### Your objective
Report every line in the listing below where the string "acceleration" shows up.

### Record excerpts

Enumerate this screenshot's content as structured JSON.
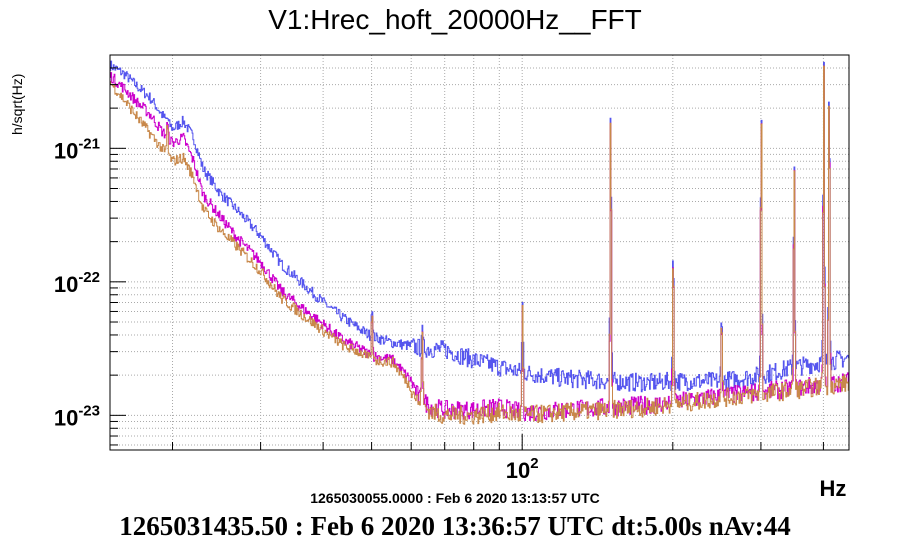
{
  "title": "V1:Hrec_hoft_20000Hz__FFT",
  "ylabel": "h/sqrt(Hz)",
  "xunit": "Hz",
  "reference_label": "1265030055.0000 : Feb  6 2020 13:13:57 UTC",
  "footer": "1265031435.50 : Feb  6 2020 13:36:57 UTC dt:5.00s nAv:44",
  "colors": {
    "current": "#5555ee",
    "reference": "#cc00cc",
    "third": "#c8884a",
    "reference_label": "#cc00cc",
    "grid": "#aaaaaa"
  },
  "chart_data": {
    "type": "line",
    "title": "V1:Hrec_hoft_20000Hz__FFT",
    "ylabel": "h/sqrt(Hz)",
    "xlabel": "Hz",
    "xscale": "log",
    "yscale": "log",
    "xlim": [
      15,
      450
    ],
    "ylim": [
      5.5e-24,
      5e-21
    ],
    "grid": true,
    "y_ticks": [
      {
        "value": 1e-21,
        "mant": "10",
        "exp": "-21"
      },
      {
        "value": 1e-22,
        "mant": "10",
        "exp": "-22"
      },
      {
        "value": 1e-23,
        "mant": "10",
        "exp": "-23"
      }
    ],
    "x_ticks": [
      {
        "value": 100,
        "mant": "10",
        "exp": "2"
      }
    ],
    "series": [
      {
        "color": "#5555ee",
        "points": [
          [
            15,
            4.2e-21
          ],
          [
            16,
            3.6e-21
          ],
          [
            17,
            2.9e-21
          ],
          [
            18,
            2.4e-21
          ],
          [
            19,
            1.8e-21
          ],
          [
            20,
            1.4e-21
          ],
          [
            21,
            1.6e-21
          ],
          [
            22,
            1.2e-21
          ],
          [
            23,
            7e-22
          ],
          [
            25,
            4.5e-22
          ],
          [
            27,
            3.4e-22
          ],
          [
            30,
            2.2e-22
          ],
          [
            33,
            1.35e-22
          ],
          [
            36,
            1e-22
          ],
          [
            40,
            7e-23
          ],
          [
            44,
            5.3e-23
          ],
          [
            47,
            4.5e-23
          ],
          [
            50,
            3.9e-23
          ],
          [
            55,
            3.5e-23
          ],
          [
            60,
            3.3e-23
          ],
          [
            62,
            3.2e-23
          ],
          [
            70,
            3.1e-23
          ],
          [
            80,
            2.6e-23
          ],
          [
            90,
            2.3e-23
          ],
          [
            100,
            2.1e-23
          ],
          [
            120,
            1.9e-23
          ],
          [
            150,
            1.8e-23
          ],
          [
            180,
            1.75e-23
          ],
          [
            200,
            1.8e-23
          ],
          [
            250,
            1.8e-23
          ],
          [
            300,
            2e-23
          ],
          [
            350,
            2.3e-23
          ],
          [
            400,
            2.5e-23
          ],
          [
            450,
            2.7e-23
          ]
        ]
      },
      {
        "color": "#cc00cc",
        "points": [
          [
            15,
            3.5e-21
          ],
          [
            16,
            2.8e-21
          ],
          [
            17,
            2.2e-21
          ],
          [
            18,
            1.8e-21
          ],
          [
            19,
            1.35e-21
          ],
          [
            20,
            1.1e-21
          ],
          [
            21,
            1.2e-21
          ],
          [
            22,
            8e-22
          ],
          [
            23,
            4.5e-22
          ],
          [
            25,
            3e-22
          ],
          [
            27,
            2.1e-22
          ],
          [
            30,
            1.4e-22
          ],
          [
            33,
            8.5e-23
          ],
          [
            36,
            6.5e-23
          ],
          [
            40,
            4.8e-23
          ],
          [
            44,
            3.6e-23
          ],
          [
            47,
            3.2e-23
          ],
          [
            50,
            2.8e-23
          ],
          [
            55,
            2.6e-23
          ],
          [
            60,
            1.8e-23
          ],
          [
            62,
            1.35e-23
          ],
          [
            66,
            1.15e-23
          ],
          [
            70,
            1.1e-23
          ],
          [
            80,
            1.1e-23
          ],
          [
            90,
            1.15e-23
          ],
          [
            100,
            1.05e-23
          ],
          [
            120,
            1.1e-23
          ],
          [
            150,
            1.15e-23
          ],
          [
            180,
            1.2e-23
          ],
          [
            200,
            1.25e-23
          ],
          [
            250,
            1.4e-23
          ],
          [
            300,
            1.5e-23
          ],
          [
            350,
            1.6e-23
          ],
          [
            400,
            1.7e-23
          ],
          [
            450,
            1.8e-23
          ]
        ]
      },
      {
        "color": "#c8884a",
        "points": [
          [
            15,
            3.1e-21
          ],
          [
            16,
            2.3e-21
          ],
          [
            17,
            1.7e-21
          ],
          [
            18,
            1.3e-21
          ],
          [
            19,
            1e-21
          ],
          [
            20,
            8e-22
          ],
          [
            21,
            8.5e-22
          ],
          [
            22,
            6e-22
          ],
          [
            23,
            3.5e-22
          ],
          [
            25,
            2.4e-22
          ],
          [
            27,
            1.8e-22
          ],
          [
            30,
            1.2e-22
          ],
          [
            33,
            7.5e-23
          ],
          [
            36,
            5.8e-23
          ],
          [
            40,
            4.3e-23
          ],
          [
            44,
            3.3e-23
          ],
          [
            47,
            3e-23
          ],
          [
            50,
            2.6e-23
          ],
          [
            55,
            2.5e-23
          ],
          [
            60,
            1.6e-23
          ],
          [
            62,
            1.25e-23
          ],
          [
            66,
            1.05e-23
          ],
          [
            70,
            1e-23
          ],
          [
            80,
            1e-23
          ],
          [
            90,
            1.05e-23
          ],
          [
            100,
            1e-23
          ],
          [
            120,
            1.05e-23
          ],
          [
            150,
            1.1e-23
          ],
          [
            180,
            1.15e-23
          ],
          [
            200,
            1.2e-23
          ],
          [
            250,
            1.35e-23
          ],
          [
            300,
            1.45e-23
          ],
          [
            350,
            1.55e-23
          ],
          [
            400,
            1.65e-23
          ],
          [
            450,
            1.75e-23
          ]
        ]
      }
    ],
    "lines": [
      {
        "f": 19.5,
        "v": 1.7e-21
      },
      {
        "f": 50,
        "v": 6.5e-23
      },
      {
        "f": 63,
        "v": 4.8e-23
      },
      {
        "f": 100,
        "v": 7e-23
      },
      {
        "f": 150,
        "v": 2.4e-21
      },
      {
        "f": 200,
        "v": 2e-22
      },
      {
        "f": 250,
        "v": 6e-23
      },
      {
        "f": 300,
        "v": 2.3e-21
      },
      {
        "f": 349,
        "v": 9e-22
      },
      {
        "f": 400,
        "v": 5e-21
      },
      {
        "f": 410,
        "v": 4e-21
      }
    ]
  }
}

* * *

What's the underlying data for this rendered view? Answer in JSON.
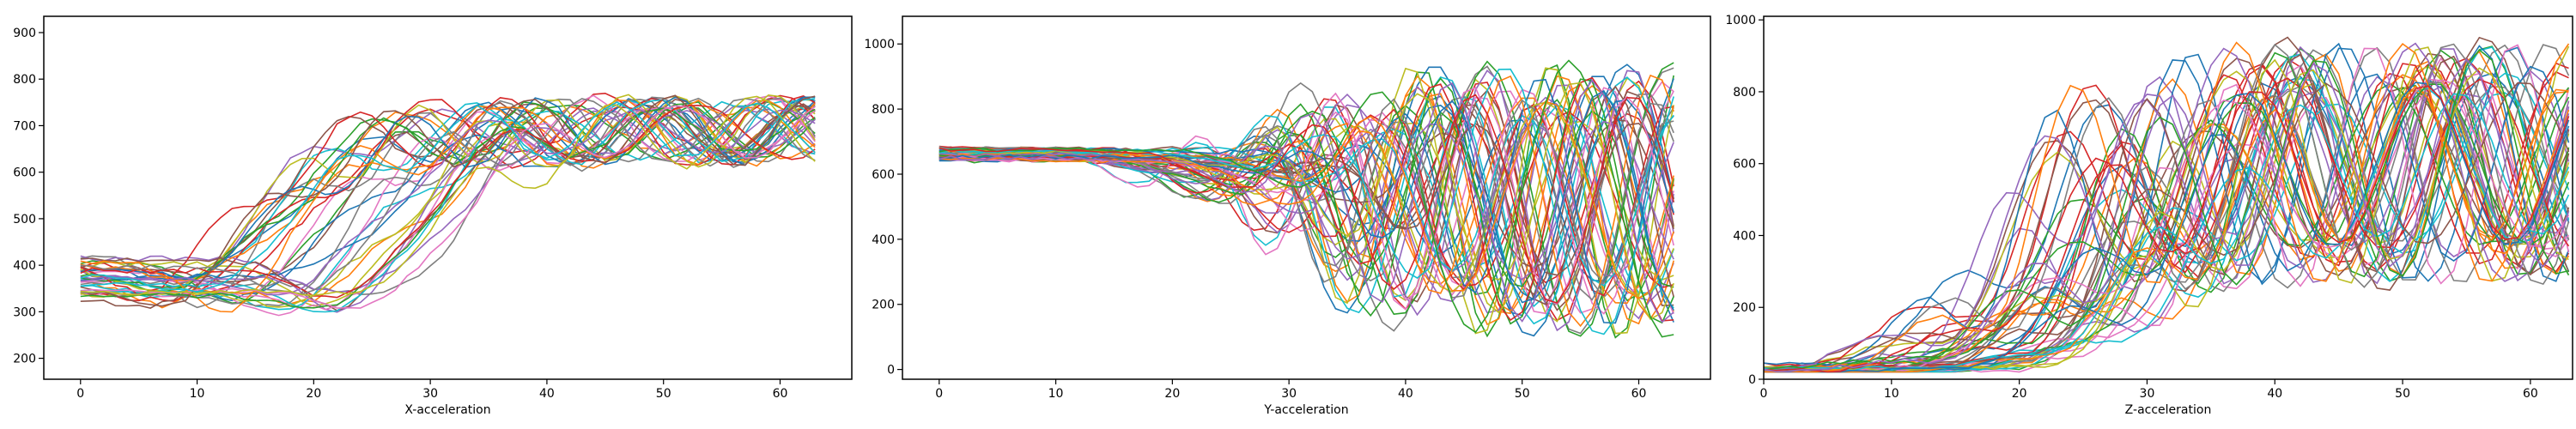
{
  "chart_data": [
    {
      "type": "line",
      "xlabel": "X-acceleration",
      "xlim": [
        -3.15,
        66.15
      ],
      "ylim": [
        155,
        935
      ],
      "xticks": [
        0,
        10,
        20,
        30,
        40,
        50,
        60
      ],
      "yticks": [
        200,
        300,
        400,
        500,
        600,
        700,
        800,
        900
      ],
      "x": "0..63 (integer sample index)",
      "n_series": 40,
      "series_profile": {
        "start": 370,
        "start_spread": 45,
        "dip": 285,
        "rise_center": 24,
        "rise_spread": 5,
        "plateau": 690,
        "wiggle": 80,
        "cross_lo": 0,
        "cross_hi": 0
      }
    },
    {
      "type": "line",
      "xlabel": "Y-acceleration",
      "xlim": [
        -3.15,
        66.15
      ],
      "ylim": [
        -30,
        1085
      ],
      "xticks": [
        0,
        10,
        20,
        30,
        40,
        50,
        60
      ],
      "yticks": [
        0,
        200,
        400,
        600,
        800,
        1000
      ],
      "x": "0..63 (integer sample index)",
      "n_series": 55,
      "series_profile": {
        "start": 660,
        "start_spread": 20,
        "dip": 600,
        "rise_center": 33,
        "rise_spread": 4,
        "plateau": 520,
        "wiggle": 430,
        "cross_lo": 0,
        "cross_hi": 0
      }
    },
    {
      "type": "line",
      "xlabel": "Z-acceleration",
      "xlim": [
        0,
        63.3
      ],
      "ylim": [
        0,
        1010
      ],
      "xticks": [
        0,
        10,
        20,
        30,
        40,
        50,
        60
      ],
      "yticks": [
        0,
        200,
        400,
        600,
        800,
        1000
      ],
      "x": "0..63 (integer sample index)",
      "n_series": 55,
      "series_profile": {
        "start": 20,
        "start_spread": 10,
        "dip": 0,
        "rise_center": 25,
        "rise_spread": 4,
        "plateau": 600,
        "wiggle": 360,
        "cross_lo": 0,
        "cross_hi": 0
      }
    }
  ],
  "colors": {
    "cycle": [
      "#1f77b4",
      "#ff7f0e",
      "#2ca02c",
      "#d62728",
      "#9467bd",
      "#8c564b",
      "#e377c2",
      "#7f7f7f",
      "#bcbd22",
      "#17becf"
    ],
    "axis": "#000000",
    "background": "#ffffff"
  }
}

### Response to this task
      "xlabel": "X-acceleration",
      "xlabel": "Y-acceleration",
      "xlabel": "Z-acceleration",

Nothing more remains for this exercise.